====== RECORDS SUPPLIED

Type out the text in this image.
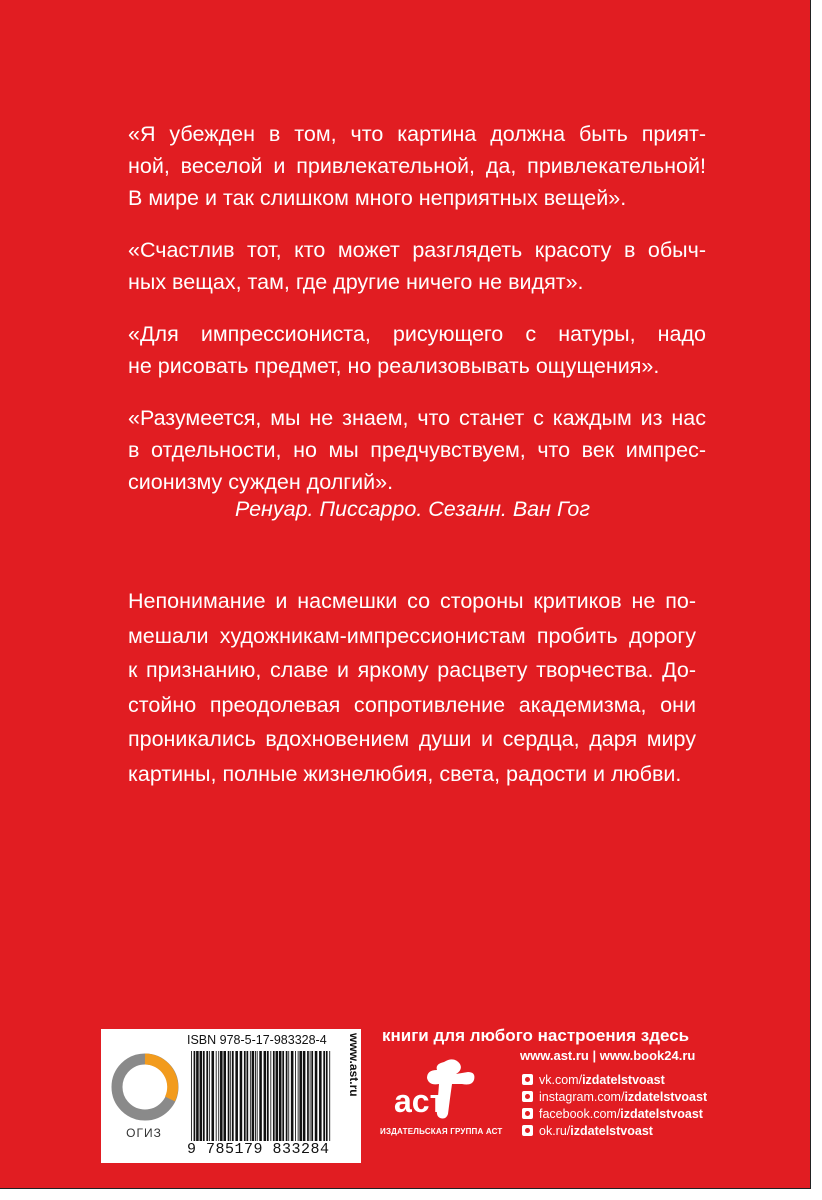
«Я убежден в том, что картина должна быть прият-
ной, веселой и привлекательной, да, привлекательной!
В мире и так слишком много неприятных вещей».

«Счастлив тот, кто может разглядеть красоту в обыч-
ных вещах, там, где другие ничего не видят».

«Для импрессиониста, рисующего с натуры, надо
не рисовать предмет, но реализовывать ощущения».

«Разумеется, мы не знаем, что станет с каждым из нас
в отдельности, но мы предчувствуем, что век импрес-
сионизму сужден долгий».

Ренуар. Писсарро. Сезанн. Ван Гог
Непонимание и насмешки со стороны критиков не по-
мешали художникам-импрессионистам пробить дорогу
к признанию, славе и яркому расцвету творчества. До-
стойно преодолевая сопротивление академизма, они
проникались вдохновением души и сердца, даря миру
картины, полные жизнелюбия, света, радости и любви.
ОГИЗ
ISBN 978-5-17-983328-4
9 785179 833284
www.ast.ru книги для любого настроения здесь
www.ast.ru | www.book24.ru
аст
ИЗДАТЕЛЬСКАЯ ГРУППА АСТ
vk.com/ izdatelstvoast
instagram.com/ izdatelstvoast
facebook.com/ izdatelstvoast
ok.ru/ izdatelstvoast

============

**TO BE DONE:**
All of the lines above should be printed exactly, minus the pictures.

**RESULT FOR THIS EXERCISE:**
Type out the text in this image.
«Я убежден в том, что картина должна быть прият-
ной, веселой и привлекательной, да, привлекательной!
В мире и так слишком много неприятных вещей».

«Счастлив тот, кто может разглядеть красоту в обыч-
ных вещах, там, где другие ничего не видят».

«Для импрессиониста, рисующего с натуры, надо
не рисовать предмет, но реализовывать ощущения».

«Разумеется, мы не знаем, что станет с каждым из нас
в отдельности, но мы предчувствуем, что век импрес-
сионизму сужден долгий».

Ренуар. Писсарро. Сезанн. Ван Гог
Непонимание и насмешки со стороны критиков не по-
мешали художникам-импрессионистам пробить дорогу
к признанию, славе и яркому расцвету творчества. До-
стойно преодолевая сопротивление академизма, они
проникались вдохновением души и сердца, даря миру
картины, полные жизнелюбия, света, радости и любви.
ОГИЗ
ISBN 978-5-17-983328-4
9 785179 833284
www.ast.ru книги для любого настроения здесь
www.ast.ru | www.book24.ru
аст
ИЗДАТЕЛЬСКАЯ ГРУППА АСТ
vk.com/ izdatelstvoast
instagram.com/ izdatelstvoast
facebook.com/ izdatelstvoast
ok.ru/ izdatelstvoast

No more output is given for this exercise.